Material supplied
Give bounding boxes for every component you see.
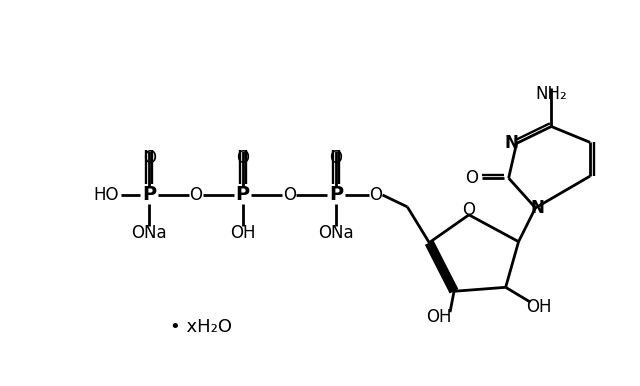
Text: OH: OH: [426, 308, 452, 326]
Text: HO: HO: [94, 186, 119, 204]
Text: O: O: [369, 186, 382, 204]
Text: NH₂: NH₂: [536, 85, 567, 103]
Text: N: N: [531, 199, 545, 217]
Text: • xH₂O: • xH₂O: [170, 318, 232, 336]
Text: O: O: [283, 186, 296, 204]
Text: O: O: [189, 186, 202, 204]
Text: ONa: ONa: [131, 224, 167, 242]
Text: P: P: [236, 186, 250, 205]
Text: P: P: [142, 186, 156, 205]
Text: O: O: [465, 169, 478, 187]
Text: O: O: [143, 149, 156, 167]
Text: N: N: [505, 134, 518, 152]
Text: OH: OH: [525, 298, 551, 316]
Text: O: O: [330, 149, 342, 167]
Text: ONa: ONa: [318, 224, 354, 242]
Text: O: O: [236, 149, 249, 167]
Text: P: P: [329, 186, 343, 205]
Text: OH: OH: [230, 224, 255, 242]
Text: O: O: [463, 201, 476, 219]
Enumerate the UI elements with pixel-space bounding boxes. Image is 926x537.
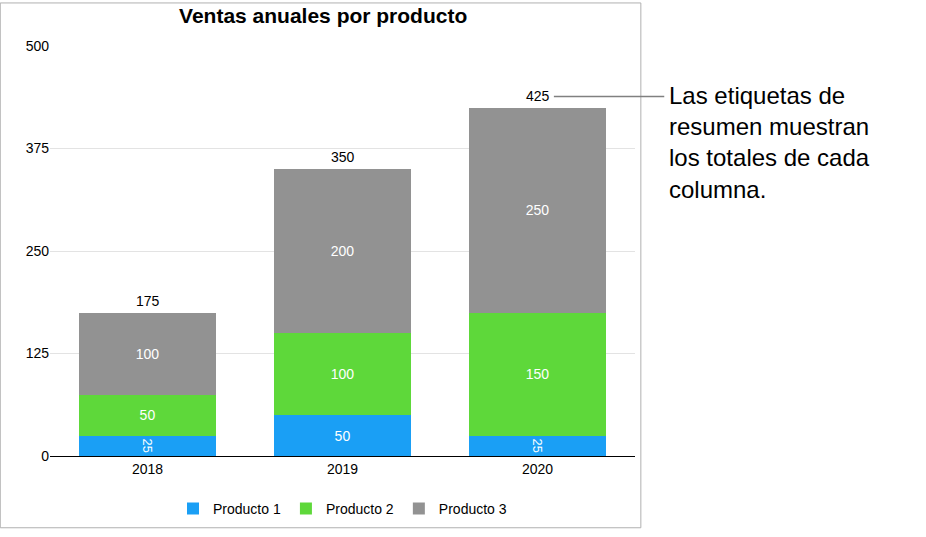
svg-text:425: 425 [526, 88, 550, 104]
svg-text:100: 100 [136, 346, 160, 362]
svg-text:125: 125 [26, 345, 50, 361]
svg-text:2018: 2018 [132, 461, 163, 477]
svg-text:375: 375 [26, 140, 50, 156]
svg-text:2020: 2020 [522, 461, 553, 477]
svg-text:Producto 2: Producto 2 [326, 501, 394, 517]
svg-text:Ventas anuales por producto: Ventas anuales por producto [179, 4, 467, 27]
svg-text:175: 175 [136, 293, 160, 309]
svg-text:200: 200 [331, 243, 355, 259]
svg-text:50: 50 [140, 407, 156, 423]
svg-text:350: 350 [331, 149, 355, 165]
svg-text:250: 250 [26, 243, 50, 259]
svg-text:100: 100 [331, 366, 355, 382]
svg-text:50: 50 [335, 428, 351, 444]
svg-text:2019: 2019 [327, 461, 358, 477]
svg-text:25: 25 [140, 439, 155, 453]
svg-text:Las etiquetas deresumen muestr: Las etiquetas deresumen muestranlos tota… [669, 82, 870, 203]
svg-text:150: 150 [526, 366, 550, 382]
svg-text:25: 25 [530, 439, 545, 453]
svg-text:250: 250 [526, 202, 550, 218]
svg-text:500: 500 [26, 38, 50, 54]
svg-text:Producto 1: Producto 1 [213, 501, 281, 517]
svg-text:0: 0 [41, 448, 49, 464]
svg-text:Producto 3: Producto 3 [439, 501, 507, 517]
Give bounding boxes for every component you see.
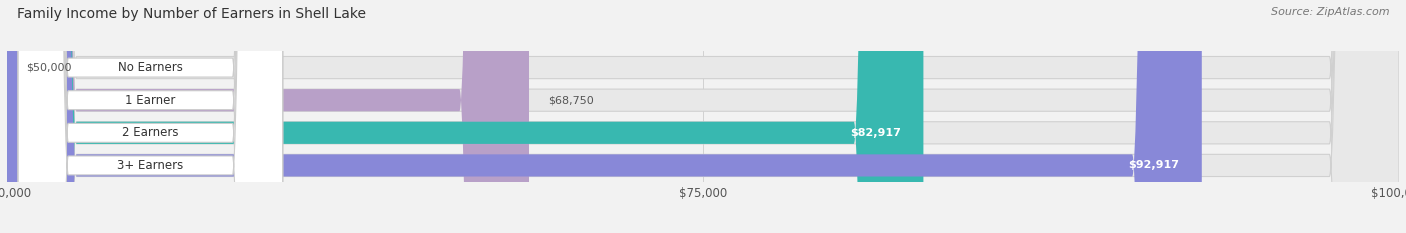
FancyBboxPatch shape [7, 0, 1399, 233]
Text: Source: ZipAtlas.com: Source: ZipAtlas.com [1271, 7, 1389, 17]
FancyBboxPatch shape [7, 0, 924, 233]
FancyBboxPatch shape [18, 0, 283, 233]
Text: $82,917: $82,917 [851, 128, 901, 138]
FancyBboxPatch shape [7, 0, 1202, 233]
Text: $92,917: $92,917 [1129, 161, 1180, 170]
Text: $50,000: $50,000 [27, 63, 72, 72]
Text: Family Income by Number of Earners in Shell Lake: Family Income by Number of Earners in Sh… [17, 7, 366, 21]
FancyBboxPatch shape [7, 0, 1399, 233]
Text: 3+ Earners: 3+ Earners [117, 159, 184, 172]
Text: 1 Earner: 1 Earner [125, 94, 176, 107]
FancyBboxPatch shape [7, 0, 1399, 233]
FancyBboxPatch shape [18, 0, 283, 233]
FancyBboxPatch shape [7, 0, 1399, 233]
FancyBboxPatch shape [18, 0, 283, 233]
Text: No Earners: No Earners [118, 61, 183, 74]
Text: 2 Earners: 2 Earners [122, 126, 179, 139]
FancyBboxPatch shape [18, 0, 283, 233]
Text: $68,750: $68,750 [548, 95, 595, 105]
FancyBboxPatch shape [7, 0, 529, 233]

Your goal
Quote the material word for word, beginning at the line that contains "svg-text:425: 425 [526, 88, 550, 104]" and stopping after the line that contains "svg-text:Producto 2: Producto", with both of those lines included.

Output for this exercise
svg-text:425: 425 [526, 88, 550, 104]
svg-text:100: 100 [136, 346, 160, 362]
svg-text:125: 125 [26, 345, 50, 361]
svg-text:2018: 2018 [132, 461, 163, 477]
svg-text:375: 375 [26, 140, 50, 156]
svg-text:2020: 2020 [522, 461, 553, 477]
svg-text:Producto 2: Producto 2 [326, 501, 394, 517]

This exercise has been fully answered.